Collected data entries

*-*-*

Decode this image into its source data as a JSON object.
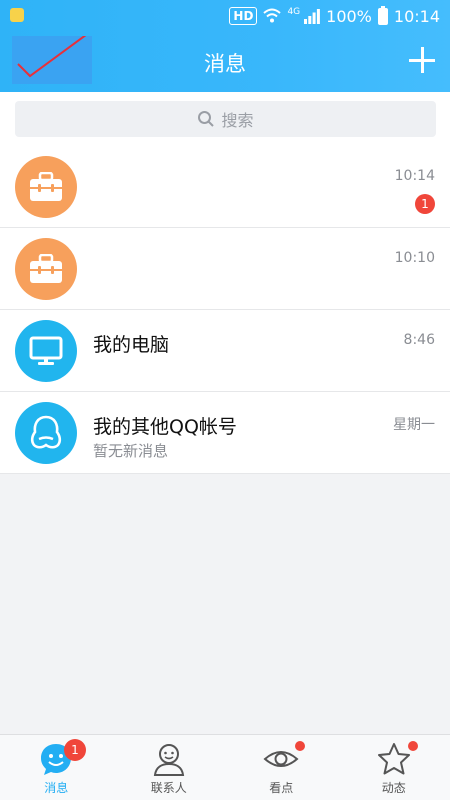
{
  "statusbar": {
    "hd": "HD",
    "network": "4G",
    "battery": "100%",
    "time": "10:14"
  },
  "header": {
    "title": "消息"
  },
  "search": {
    "placeholder": "搜索"
  },
  "conversations": [
    {
      "name": "",
      "preview": "",
      "time": "10:14",
      "badge": "1",
      "icon": "briefcase-icon"
    },
    {
      "name": "",
      "preview": "",
      "time": "10:10",
      "badge": "",
      "icon": "briefcase-icon"
    },
    {
      "name": "我的电脑",
      "preview": "",
      "time": "8:46",
      "badge": "",
      "icon": "monitor-icon"
    },
    {
      "name": "我的其他QQ帐号",
      "preview": "暂无新消息",
      "time": "星期一",
      "badge": "",
      "icon": "qq-penguin-icon"
    }
  ],
  "nav": [
    {
      "label": "消息",
      "badge": "1",
      "icon": "message-smile-icon",
      "active": true
    },
    {
      "label": "联系人",
      "badge": "",
      "icon": "contact-person-icon",
      "active": false
    },
    {
      "label": "看点",
      "badge": "",
      "icon": "eye-icon",
      "active": false
    },
    {
      "label": "动态",
      "badge": "",
      "icon": "star-icon",
      "active": false
    }
  ],
  "colors": {
    "header": "#39b7fb",
    "badge": "#f0463a",
    "orange_avatar": "#f7a05c",
    "blue_avatar": "#21b5ee",
    "active_tab": "#23aef3"
  }
}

*-*-*

Retype each line of the listing above word for word. Exclude the pictures.

Decode this image into its source data as a JSON object.
{
  "statusbar": {
    "hd": "HD",
    "network": "4G",
    "battery": "100%",
    "time": "10:14"
  },
  "header": {
    "title": "消息"
  },
  "search": {
    "placeholder": "搜索"
  },
  "conversations": [
    {
      "name": "",
      "preview": "",
      "time": "10:14",
      "badge": "1",
      "icon": "briefcase-icon"
    },
    {
      "name": "",
      "preview": "",
      "time": "10:10",
      "badge": "",
      "icon": "briefcase-icon"
    },
    {
      "name": "我的电脑",
      "preview": "",
      "time": "8:46",
      "badge": "",
      "icon": "monitor-icon"
    },
    {
      "name": "我的其他QQ帐号",
      "preview": "暂无新消息",
      "time": "星期一",
      "badge": "",
      "icon": "qq-penguin-icon"
    }
  ],
  "nav": [
    {
      "label": "消息",
      "badge": "1",
      "icon": "message-smile-icon",
      "active": true
    },
    {
      "label": "联系人",
      "badge": "",
      "icon": "contact-person-icon",
      "active": false
    },
    {
      "label": "看点",
      "badge": "",
      "icon": "eye-icon",
      "active": false
    },
    {
      "label": "动态",
      "badge": "",
      "icon": "star-icon",
      "active": false
    }
  ],
  "colors": {
    "header": "#39b7fb",
    "badge": "#f0463a",
    "orange_avatar": "#f7a05c",
    "blue_avatar": "#21b5ee",
    "active_tab": "#23aef3"
  }
}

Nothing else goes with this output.